━━ ENTRIES

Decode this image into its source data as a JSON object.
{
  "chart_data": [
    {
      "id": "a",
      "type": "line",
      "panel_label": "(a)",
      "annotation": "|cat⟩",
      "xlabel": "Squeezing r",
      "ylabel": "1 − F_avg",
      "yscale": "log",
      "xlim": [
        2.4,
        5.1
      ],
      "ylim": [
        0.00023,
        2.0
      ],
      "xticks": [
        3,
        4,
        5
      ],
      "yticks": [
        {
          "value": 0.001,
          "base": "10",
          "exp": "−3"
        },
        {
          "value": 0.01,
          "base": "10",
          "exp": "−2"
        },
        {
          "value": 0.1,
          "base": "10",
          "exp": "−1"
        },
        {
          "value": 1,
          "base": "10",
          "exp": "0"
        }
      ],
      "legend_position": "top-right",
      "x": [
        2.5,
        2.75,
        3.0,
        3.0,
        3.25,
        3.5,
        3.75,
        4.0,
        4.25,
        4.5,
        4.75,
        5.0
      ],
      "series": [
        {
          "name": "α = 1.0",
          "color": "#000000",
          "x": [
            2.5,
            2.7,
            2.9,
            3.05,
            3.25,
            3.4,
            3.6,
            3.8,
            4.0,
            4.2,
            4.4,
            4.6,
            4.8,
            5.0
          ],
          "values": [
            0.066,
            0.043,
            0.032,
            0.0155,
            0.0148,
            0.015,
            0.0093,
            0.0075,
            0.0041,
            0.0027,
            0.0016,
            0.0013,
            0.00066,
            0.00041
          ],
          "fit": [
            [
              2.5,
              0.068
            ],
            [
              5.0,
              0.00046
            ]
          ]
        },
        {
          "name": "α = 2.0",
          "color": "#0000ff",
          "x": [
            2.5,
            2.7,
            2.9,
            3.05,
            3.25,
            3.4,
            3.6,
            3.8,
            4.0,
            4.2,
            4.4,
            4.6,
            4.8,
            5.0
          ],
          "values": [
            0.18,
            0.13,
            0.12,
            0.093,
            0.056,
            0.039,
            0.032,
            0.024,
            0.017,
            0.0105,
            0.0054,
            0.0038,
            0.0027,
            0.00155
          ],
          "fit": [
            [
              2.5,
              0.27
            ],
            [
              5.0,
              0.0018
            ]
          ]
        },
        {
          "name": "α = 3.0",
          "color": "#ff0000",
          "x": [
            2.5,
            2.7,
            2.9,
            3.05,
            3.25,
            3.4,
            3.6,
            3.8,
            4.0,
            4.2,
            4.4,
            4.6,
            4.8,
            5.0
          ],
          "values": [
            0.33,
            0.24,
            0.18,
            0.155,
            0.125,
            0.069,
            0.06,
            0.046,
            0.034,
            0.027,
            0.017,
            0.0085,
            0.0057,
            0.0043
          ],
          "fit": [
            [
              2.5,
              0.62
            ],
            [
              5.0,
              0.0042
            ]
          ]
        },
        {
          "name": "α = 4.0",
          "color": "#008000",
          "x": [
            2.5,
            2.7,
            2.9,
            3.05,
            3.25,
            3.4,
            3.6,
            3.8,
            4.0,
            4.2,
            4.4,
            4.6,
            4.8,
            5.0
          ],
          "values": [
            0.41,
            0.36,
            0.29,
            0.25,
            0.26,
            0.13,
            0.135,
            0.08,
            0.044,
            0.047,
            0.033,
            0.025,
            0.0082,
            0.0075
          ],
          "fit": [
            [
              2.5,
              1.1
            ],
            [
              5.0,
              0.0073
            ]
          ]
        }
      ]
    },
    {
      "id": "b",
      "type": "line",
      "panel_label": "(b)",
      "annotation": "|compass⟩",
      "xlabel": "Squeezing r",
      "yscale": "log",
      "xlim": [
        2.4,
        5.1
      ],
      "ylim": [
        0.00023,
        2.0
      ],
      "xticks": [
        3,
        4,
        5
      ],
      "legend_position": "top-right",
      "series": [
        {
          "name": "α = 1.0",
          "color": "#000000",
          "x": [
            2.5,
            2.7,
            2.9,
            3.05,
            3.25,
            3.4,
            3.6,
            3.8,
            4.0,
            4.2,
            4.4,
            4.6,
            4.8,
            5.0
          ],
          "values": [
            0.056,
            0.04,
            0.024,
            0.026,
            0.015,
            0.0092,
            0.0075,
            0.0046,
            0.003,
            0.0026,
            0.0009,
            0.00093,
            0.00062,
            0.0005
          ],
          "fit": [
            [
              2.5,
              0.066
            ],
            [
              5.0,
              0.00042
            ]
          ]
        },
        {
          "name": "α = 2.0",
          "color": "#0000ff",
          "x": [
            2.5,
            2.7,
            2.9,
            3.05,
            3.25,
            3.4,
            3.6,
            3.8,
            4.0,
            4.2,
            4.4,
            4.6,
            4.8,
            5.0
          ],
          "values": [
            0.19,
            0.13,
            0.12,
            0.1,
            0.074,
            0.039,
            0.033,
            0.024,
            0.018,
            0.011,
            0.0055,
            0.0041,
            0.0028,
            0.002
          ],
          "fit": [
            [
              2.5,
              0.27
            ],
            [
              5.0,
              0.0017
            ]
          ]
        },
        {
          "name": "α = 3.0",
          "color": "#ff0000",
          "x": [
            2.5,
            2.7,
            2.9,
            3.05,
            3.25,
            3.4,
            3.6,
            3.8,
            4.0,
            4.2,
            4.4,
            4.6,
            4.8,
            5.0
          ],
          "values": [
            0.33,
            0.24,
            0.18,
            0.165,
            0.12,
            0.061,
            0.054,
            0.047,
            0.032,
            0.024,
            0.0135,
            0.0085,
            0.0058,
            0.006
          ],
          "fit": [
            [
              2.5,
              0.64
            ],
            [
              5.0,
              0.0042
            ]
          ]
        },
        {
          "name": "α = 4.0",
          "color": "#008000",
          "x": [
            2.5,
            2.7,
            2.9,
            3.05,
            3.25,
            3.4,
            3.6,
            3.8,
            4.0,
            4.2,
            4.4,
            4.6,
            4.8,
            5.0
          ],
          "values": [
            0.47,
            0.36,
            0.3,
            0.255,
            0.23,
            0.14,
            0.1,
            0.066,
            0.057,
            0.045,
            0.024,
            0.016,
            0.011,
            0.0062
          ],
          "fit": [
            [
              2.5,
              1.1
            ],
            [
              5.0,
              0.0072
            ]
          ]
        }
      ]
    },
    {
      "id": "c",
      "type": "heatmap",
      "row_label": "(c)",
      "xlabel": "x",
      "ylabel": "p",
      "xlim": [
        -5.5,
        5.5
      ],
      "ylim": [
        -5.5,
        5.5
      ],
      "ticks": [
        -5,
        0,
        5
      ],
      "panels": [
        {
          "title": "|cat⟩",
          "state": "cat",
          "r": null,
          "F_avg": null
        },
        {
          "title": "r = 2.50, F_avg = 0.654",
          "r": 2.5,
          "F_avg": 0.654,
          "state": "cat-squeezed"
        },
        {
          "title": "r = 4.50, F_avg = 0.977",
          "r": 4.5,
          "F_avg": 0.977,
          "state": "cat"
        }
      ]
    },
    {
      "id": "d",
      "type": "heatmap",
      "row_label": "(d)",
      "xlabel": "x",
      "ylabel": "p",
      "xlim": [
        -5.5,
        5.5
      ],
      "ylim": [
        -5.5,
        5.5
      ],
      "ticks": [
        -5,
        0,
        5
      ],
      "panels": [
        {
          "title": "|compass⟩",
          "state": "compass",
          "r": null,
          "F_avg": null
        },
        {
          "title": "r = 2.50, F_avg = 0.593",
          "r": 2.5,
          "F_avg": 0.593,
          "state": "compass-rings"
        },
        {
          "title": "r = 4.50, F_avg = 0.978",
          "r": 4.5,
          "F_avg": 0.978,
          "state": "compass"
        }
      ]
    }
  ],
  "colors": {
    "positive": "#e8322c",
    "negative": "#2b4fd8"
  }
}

━━━━

* REQUIREMENTS: Look for "title" and pull out every line that has it.

* WORKED ANSWER:
          "title": "|cat⟩",
          "title": "r = 2.50, F_avg = 0.654",
          "title": "r = 4.50, F_avg = 0.977",
          "title": "|compass⟩",
          "title": "r = 2.50, F_avg = 0.593",
          "title": "r = 4.50, F_avg = 0.978",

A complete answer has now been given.